Excerpts from a figure dataset
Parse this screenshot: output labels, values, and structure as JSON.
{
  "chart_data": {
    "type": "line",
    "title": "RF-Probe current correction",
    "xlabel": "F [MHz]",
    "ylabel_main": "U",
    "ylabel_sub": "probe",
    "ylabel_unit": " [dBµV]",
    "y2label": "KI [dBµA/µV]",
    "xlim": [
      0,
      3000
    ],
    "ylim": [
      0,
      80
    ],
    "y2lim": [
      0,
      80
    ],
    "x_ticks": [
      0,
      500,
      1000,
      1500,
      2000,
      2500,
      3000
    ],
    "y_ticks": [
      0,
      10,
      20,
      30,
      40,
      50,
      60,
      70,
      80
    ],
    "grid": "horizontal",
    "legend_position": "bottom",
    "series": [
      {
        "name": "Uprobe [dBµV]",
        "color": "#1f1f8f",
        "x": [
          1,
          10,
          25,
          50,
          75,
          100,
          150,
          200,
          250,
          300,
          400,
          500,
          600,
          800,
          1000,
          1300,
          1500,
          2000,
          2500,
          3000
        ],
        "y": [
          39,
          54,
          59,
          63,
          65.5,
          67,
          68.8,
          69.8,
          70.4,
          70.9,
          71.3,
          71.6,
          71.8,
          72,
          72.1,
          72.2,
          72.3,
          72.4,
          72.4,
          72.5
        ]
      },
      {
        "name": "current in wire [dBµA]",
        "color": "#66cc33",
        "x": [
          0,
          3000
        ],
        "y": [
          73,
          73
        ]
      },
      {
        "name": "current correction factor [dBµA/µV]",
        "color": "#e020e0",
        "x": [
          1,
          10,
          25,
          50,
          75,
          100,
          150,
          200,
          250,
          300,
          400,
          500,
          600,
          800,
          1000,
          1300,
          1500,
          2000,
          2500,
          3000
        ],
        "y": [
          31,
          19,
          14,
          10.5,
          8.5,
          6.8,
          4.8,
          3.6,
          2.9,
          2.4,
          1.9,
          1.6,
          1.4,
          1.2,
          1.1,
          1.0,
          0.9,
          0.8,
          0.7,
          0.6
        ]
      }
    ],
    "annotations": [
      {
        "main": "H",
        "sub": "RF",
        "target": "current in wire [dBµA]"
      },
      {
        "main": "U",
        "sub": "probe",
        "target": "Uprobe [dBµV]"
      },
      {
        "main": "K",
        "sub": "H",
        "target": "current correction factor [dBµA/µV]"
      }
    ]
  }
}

■ Directive
Reproduce the listing shown above in its entirety, exactly.

■ Written answer
Parse this screenshot: output labels, values, and structure as JSON.
{
  "chart_data": {
    "type": "line",
    "title": "RF-Probe current correction",
    "xlabel": "F [MHz]",
    "ylabel_main": "U",
    "ylabel_sub": "probe",
    "ylabel_unit": " [dBµV]",
    "y2label": "KI [dBµA/µV]",
    "xlim": [
      0,
      3000
    ],
    "ylim": [
      0,
      80
    ],
    "y2lim": [
      0,
      80
    ],
    "x_ticks": [
      0,
      500,
      1000,
      1500,
      2000,
      2500,
      3000
    ],
    "y_ticks": [
      0,
      10,
      20,
      30,
      40,
      50,
      60,
      70,
      80
    ],
    "grid": "horizontal",
    "legend_position": "bottom",
    "series": [
      {
        "name": "Uprobe [dBµV]",
        "color": "#1f1f8f",
        "x": [
          1,
          10,
          25,
          50,
          75,
          100,
          150,
          200,
          250,
          300,
          400,
          500,
          600,
          800,
          1000,
          1300,
          1500,
          2000,
          2500,
          3000
        ],
        "y": [
          39,
          54,
          59,
          63,
          65.5,
          67,
          68.8,
          69.8,
          70.4,
          70.9,
          71.3,
          71.6,
          71.8,
          72,
          72.1,
          72.2,
          72.3,
          72.4,
          72.4,
          72.5
        ]
      },
      {
        "name": "current in wire [dBµA]",
        "color": "#66cc33",
        "x": [
          0,
          3000
        ],
        "y": [
          73,
          73
        ]
      },
      {
        "name": "current correction factor [dBµA/µV]",
        "color": "#e020e0",
        "x": [
          1,
          10,
          25,
          50,
          75,
          100,
          150,
          200,
          250,
          300,
          400,
          500,
          600,
          800,
          1000,
          1300,
          1500,
          2000,
          2500,
          3000
        ],
        "y": [
          31,
          19,
          14,
          10.5,
          8.5,
          6.8,
          4.8,
          3.6,
          2.9,
          2.4,
          1.9,
          1.6,
          1.4,
          1.2,
          1.1,
          1.0,
          0.9,
          0.8,
          0.7,
          0.6
        ]
      }
    ],
    "annotations": [
      {
        "main": "H",
        "sub": "RF",
        "target": "current in wire [dBµA]"
      },
      {
        "main": "U",
        "sub": "probe",
        "target": "Uprobe [dBµV]"
      },
      {
        "main": "K",
        "sub": "H",
        "target": "current correction factor [dBµA/µV]"
      }
    ]
  }
}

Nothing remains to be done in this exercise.